◆ Dataset ◆
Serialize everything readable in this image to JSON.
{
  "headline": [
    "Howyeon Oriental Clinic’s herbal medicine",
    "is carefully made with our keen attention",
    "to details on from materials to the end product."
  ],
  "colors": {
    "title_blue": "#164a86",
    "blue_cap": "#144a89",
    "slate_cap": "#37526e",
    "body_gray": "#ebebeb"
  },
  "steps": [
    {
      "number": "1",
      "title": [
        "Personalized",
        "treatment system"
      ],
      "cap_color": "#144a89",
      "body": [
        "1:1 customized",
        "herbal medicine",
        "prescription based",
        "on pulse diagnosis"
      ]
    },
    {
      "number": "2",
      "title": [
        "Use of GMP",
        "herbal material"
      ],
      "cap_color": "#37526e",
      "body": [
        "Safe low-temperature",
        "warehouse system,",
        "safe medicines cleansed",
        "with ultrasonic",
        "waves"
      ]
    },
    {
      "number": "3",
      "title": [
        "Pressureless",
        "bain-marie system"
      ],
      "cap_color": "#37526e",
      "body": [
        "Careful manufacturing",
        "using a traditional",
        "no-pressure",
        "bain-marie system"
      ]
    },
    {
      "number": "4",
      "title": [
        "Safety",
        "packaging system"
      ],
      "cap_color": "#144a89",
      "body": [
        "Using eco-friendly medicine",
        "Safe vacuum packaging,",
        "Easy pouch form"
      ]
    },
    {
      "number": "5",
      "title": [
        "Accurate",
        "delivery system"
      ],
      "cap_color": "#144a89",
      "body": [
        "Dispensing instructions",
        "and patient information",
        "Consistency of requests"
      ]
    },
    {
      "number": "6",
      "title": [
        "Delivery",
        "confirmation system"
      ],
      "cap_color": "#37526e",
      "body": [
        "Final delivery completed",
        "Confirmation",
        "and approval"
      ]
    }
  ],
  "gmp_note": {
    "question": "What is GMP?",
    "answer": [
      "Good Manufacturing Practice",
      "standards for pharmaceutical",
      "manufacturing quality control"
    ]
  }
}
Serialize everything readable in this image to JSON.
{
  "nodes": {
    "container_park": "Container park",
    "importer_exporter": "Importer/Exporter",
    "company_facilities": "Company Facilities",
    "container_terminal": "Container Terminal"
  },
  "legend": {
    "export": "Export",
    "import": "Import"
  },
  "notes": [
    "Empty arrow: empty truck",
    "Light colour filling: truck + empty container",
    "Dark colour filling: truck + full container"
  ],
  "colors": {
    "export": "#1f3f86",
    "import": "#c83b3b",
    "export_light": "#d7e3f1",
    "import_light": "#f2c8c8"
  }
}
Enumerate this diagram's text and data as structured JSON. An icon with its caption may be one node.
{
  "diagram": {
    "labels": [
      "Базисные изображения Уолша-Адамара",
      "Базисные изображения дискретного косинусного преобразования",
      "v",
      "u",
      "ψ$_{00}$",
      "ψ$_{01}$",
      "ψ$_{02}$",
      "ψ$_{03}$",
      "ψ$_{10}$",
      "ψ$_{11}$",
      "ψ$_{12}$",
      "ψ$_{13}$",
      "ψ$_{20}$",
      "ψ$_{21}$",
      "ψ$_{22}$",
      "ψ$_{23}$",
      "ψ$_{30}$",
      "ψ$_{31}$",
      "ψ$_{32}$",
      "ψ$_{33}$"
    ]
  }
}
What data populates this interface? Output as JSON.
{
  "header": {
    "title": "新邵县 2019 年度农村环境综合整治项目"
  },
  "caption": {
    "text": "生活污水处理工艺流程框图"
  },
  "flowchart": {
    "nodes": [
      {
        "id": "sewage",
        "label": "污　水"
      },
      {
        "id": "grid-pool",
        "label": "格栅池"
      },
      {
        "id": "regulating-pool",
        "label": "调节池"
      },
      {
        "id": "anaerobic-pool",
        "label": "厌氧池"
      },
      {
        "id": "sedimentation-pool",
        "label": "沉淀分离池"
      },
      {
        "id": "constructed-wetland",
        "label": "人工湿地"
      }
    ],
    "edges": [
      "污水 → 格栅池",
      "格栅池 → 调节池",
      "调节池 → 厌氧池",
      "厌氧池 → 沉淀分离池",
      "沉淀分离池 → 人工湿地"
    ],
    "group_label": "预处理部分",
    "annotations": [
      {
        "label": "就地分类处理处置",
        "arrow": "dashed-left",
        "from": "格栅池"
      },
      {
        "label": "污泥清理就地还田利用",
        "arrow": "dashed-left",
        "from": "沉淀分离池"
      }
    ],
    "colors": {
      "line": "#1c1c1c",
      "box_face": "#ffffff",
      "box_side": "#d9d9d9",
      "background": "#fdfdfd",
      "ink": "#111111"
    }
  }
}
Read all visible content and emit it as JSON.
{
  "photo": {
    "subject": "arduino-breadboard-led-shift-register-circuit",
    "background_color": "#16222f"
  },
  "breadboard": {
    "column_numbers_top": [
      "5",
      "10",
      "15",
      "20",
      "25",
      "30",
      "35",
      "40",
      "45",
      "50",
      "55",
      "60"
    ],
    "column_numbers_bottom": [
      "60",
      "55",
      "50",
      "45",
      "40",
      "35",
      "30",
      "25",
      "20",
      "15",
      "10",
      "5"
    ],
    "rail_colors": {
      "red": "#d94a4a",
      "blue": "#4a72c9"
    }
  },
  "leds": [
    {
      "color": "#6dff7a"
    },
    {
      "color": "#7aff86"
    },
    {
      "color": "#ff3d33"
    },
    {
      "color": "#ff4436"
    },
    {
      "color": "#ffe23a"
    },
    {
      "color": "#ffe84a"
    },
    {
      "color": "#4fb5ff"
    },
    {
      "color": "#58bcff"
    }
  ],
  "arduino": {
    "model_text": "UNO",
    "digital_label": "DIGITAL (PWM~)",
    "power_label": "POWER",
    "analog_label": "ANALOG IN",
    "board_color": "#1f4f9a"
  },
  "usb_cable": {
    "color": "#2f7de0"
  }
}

◆ Written instruction ◆
Your task is to transcribe the listing above in full, exactly as given.

◆ Complete response ◆
Serialize everything readable in this image to JSON.
{
  "headline": [
    "Howyeon Oriental Clinic’s herbal medicine",
    "is carefully made with our keen attention",
    "to details on from materials to the end product."
  ],
  "colors": {
    "title_blue": "#164a86",
    "blue_cap": "#144a89",
    "slate_cap": "#37526e",
    "body_gray": "#ebebeb"
  },
  "steps": [
    {
      "number": "1",
      "title": [
        "Personalized",
        "treatment system"
      ],
      "cap_color": "#144a89",
      "body": [
        "1:1 customized",
        "herbal medicine",
        "prescription based",
        "on pulse diagnosis"
      ]
    },
    {
      "number": "2",
      "title": [
        "Use of GMP",
        "herbal material"
      ],
      "cap_color": "#37526e",
      "body": [
        "Safe low-temperature",
        "warehouse system,",
        "safe medicines cleansed",
        "with ultrasonic",
        "waves"
      ]
    },
    {
      "number": "3",
      "title": [
        "Pressureless",
        "bain-marie system"
      ],
      "cap_color": "#37526e",
      "body": [
        "Careful manufacturing",
        "using a traditional",
        "no-pressure",
        "bain-marie system"
      ]
    },
    {
      "number": "4",
      "title": [
        "Safety",
        "packaging system"
      ],
      "cap_color": "#144a89",
      "body": [
        "Using eco-friendly medicine",
        "Safe vacuum packaging,",
        "Easy pouch form"
      ]
    },
    {
      "number": "5",
      "title": [
        "Accurate",
        "delivery system"
      ],
      "cap_color": "#144a89",
      "body": [
        "Dispensing instructions",
        "and patient information",
        "Consistency of requests"
      ]
    },
    {
      "number": "6",
      "title": [
        "Delivery",
        "confirmation system"
      ],
      "cap_color": "#37526e",
      "body": [
        "Final delivery completed",
        "Confirmation",
        "and approval"
      ]
    }
  ],
  "gmp_note": {
    "question": "What is GMP?",
    "answer": [
      "Good Manufacturing Practice",
      "standards for pharmaceutical",
      "manufacturing quality control"
    ]
  }
}
Serialize everything readable in this image to JSON.
{
  "nodes": {
    "container_park": "Container park",
    "importer_exporter": "Importer/Exporter",
    "company_facilities": "Company Facilities",
    "container_terminal": "Container Terminal"
  },
  "legend": {
    "export": "Export",
    "import": "Import"
  },
  "notes": [
    "Empty arrow: empty truck",
    "Light colour filling: truck + empty container",
    "Dark colour filling: truck + full container"
  ],
  "colors": {
    "export": "#1f3f86",
    "import": "#c83b3b",
    "export_light": "#d7e3f1",
    "import_light": "#f2c8c8"
  }
}
Enumerate this diagram's text and data as structured JSON. An icon with its caption may be one node.
{
  "diagram": {
    "labels": [
      "Базисные изображения Уолша-Адамара",
      "Базисные изображения дискретного косинусного преобразования",
      "v",
      "u",
      "ψ$_{00}$",
      "ψ$_{01}$",
      "ψ$_{02}$",
      "ψ$_{03}$",
      "ψ$_{10}$",
      "ψ$_{11}$",
      "ψ$_{12}$",
      "ψ$_{13}$",
      "ψ$_{20}$",
      "ψ$_{21}$",
      "ψ$_{22}$",
      "ψ$_{23}$",
      "ψ$_{30}$",
      "ψ$_{31}$",
      "ψ$_{32}$",
      "ψ$_{33}$"
    ]
  }
}
What data populates this interface? Output as JSON.
{
  "header": {
    "title": "新邵县 2019 年度农村环境综合整治项目"
  },
  "caption": {
    "text": "生活污水处理工艺流程框图"
  },
  "flowchart": {
    "nodes": [
      {
        "id": "sewage",
        "label": "污　水"
      },
      {
        "id": "grid-pool",
        "label": "格栅池"
      },
      {
        "id": "regulating-pool",
        "label": "调节池"
      },
      {
        "id": "anaerobic-pool",
        "label": "厌氧池"
      },
      {
        "id": "sedimentation-pool",
        "label": "沉淀分离池"
      },
      {
        "id": "constructed-wetland",
        "label": "人工湿地"
      }
    ],
    "edges": [
      "污水 → 格栅池",
      "格栅池 → 调节池",
      "调节池 → 厌氧池",
      "厌氧池 → 沉淀分离池",
      "沉淀分离池 → 人工湿地"
    ],
    "group_label": "预处理部分",
    "annotations": [
      {
        "label": "就地分类处理处置",
        "arrow": "dashed-left",
        "from": "格栅池"
      },
      {
        "label": "污泥清理就地还田利用",
        "arrow": "dashed-left",
        "from": "沉淀分离池"
      }
    ],
    "colors": {
      "line": "#1c1c1c",
      "box_face": "#ffffff",
      "box_side": "#d9d9d9",
      "background": "#fdfdfd",
      "ink": "#111111"
    }
  }
}
Read all visible content and emit it as JSON.
{
  "photo": {
    "subject": "arduino-breadboard-led-shift-register-circuit",
    "background_color": "#16222f"
  },
  "breadboard": {
    "column_numbers_top": [
      "5",
      "10",
      "15",
      "20",
      "25",
      "30",
      "35",
      "40",
      "45",
      "50",
      "55",
      "60"
    ],
    "column_numbers_bottom": [
      "60",
      "55",
      "50",
      "45",
      "40",
      "35",
      "30",
      "25",
      "20",
      "15",
      "10",
      "5"
    ],
    "rail_colors": {
      "red": "#d94a4a",
      "blue": "#4a72c9"
    }
  },
  "leds": [
    {
      "color": "#6dff7a"
    },
    {
      "color": "#7aff86"
    },
    {
      "color": "#ff3d33"
    },
    {
      "color": "#ff4436"
    },
    {
      "color": "#ffe23a"
    },
    {
      "color": "#ffe84a"
    },
    {
      "color": "#4fb5ff"
    },
    {
      "color": "#58bcff"
    }
  ],
  "arduino": {
    "model_text": "UNO",
    "digital_label": "DIGITAL (PWM~)",
    "power_label": "POWER",
    "analog_label": "ANALOG IN",
    "board_color": "#1f4f9a"
  },
  "usb_cable": {
    "color": "#2f7de0"
  }
}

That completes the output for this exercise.